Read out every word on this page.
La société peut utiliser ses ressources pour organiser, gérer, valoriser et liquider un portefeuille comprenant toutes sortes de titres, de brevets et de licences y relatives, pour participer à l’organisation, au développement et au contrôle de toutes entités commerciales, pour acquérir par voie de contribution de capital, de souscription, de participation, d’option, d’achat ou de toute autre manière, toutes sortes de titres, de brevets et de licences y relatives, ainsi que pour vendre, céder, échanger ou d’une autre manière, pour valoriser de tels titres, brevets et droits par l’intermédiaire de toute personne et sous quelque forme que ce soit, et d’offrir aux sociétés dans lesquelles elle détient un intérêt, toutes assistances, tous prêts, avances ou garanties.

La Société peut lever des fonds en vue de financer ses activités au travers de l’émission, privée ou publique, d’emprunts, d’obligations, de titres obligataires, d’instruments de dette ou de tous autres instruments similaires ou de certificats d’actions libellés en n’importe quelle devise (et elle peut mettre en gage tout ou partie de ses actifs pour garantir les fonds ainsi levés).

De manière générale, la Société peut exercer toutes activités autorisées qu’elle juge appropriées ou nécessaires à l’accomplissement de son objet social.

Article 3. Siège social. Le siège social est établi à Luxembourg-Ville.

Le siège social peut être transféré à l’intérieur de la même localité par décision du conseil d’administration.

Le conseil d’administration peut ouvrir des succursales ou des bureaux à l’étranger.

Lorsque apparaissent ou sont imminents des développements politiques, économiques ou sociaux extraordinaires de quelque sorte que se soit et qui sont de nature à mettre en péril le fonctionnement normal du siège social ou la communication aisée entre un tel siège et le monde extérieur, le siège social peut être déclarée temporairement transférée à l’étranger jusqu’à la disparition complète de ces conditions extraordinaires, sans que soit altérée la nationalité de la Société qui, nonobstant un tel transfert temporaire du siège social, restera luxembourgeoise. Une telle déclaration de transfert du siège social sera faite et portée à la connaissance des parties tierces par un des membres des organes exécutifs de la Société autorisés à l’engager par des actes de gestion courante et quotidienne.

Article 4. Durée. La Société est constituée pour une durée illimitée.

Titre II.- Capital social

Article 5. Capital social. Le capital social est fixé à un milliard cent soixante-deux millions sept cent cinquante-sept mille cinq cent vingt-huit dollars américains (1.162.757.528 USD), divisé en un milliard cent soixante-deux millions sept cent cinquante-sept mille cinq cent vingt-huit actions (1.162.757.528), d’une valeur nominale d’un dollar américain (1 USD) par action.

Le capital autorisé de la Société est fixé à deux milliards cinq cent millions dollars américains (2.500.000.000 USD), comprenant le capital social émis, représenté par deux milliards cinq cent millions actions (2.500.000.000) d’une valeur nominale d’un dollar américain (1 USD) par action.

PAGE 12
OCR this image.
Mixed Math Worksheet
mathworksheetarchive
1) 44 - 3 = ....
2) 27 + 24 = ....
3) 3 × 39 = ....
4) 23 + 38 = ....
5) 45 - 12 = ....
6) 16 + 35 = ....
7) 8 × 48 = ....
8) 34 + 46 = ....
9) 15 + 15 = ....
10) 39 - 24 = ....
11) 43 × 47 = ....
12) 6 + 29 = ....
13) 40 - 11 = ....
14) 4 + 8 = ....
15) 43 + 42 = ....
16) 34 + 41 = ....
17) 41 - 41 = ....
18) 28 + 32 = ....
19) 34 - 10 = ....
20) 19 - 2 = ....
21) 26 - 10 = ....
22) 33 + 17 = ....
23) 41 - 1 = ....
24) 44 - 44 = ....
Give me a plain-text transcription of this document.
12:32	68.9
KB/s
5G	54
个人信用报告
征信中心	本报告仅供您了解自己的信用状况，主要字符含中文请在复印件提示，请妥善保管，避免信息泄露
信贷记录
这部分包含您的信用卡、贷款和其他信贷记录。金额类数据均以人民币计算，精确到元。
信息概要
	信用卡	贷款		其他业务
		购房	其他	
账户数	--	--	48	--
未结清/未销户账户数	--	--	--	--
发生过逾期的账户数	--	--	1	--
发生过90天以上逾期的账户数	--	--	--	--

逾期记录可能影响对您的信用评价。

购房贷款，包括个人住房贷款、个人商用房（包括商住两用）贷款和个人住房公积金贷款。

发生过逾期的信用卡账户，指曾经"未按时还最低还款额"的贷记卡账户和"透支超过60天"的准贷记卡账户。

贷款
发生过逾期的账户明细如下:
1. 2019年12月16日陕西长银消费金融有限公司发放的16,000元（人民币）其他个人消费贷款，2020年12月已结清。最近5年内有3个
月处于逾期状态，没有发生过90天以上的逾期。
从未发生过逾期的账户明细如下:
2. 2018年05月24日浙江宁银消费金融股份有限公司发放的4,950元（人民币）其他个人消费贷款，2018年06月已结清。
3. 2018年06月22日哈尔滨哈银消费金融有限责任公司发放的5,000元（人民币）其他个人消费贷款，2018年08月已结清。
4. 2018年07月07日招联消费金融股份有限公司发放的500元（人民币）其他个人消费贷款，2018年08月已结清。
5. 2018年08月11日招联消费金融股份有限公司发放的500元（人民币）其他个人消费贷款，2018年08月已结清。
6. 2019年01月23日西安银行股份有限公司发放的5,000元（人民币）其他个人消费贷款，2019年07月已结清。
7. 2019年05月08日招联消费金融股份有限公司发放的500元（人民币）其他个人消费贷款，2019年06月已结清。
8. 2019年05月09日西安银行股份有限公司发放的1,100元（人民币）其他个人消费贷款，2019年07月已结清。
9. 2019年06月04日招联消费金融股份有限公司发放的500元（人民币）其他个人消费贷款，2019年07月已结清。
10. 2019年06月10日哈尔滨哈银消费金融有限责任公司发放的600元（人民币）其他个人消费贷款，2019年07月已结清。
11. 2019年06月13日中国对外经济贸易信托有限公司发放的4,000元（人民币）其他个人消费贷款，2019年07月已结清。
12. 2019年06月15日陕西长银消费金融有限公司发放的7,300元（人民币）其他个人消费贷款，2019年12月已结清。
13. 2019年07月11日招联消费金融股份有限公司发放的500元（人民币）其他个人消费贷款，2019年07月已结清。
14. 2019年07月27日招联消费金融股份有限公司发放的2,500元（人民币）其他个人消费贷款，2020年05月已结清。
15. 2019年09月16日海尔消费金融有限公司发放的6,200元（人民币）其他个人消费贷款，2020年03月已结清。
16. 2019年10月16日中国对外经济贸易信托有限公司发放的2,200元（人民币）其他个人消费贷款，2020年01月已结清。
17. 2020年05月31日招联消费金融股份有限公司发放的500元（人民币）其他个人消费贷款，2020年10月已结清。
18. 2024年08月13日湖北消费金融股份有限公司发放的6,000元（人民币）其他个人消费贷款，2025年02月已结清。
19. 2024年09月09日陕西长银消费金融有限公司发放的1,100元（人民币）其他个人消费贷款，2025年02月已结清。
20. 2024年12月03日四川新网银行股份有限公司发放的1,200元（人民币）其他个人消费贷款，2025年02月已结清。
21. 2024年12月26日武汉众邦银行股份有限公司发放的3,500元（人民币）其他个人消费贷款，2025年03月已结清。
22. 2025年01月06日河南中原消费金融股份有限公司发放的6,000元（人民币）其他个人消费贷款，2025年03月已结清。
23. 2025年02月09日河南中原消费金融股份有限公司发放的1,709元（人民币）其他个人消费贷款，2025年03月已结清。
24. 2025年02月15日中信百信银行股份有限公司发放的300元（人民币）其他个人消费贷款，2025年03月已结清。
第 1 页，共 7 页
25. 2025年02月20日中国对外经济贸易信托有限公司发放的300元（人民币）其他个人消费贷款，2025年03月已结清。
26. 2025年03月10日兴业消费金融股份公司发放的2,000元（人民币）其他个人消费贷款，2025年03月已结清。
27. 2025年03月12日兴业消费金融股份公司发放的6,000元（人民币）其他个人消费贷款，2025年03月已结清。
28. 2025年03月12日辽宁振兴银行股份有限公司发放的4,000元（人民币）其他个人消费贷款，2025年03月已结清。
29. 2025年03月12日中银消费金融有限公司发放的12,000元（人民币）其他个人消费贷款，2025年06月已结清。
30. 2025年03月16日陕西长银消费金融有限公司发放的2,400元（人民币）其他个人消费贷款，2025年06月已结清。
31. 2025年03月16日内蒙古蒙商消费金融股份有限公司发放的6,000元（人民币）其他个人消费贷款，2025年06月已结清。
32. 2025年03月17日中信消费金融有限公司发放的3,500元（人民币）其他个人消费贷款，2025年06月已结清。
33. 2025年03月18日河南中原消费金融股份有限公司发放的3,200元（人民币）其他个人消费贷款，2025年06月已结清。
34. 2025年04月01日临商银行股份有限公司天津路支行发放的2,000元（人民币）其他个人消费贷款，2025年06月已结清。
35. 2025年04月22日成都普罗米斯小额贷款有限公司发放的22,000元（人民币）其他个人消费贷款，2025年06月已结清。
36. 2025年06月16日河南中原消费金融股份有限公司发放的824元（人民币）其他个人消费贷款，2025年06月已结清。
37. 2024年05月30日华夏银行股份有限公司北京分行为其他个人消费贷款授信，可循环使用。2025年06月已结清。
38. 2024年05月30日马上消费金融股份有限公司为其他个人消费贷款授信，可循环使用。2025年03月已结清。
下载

- What is being asked:
Reproduce each line of the entries in which the word "social" is found.

- Result below:
De manière générale, la Société peut exercer toutes activités autorisées qu’elle juge appropriées ou nécessaires à l’accomplissement de son objet social.
Article 3. Siège social. Le siège social est établi à Luxembourg-Ville.
Le siège social peut être transféré à l’intérieur de la même localité par décision du conseil d’administration.
Lorsque apparaissent ou sont imminents des développements politiques, économiques ou sociaux extraordinaires de quelque sorte que se soit et qui sont de nature à mettre en péril le fonctionnement normal du siège social ou la communication aisée entre un tel siège et le monde extérieur, le siège social peut être déclarée temporairement transférée à l’étranger jusqu’à la disparition complète de ces conditions extraordinaires, sans que soit altérée la nationalité de la Société qui, nonobstant un tel transfert temporaire du siège social, restera luxembourgeoise. Une telle déclaration de transfert du siège social sera faite et portée à la connaissance des parties tierces par un des membres des organes exécutifs de la Société autorisés à l’engager par des actes de gestion courante et quotidienne.
Titre II.- Capital social
Article 5. Capital social. Le capital social est fixé à un milliard cent soixante-deux millions sept cent cinquante-sept mille cinq cent vingt-huit dollars américains (1.162.757.528 USD), divisé en un milliard cent soixante-deux millions sept cent cinquante-sept mille cinq cent vingt-huit actions (1.162.757.528), d’une valeur nominale d’un dollar américain (1 USD) par action.
Le capital autorisé de la Société est fixé à deux milliards cinq cent millions dollars américains (2.500.000.000 USD), comprenant le capital social émis, représenté par deux milliards cinq cent millions actions (2.500.000.000) d’une valeur nominale d’un dollar américain (1 USD) par action.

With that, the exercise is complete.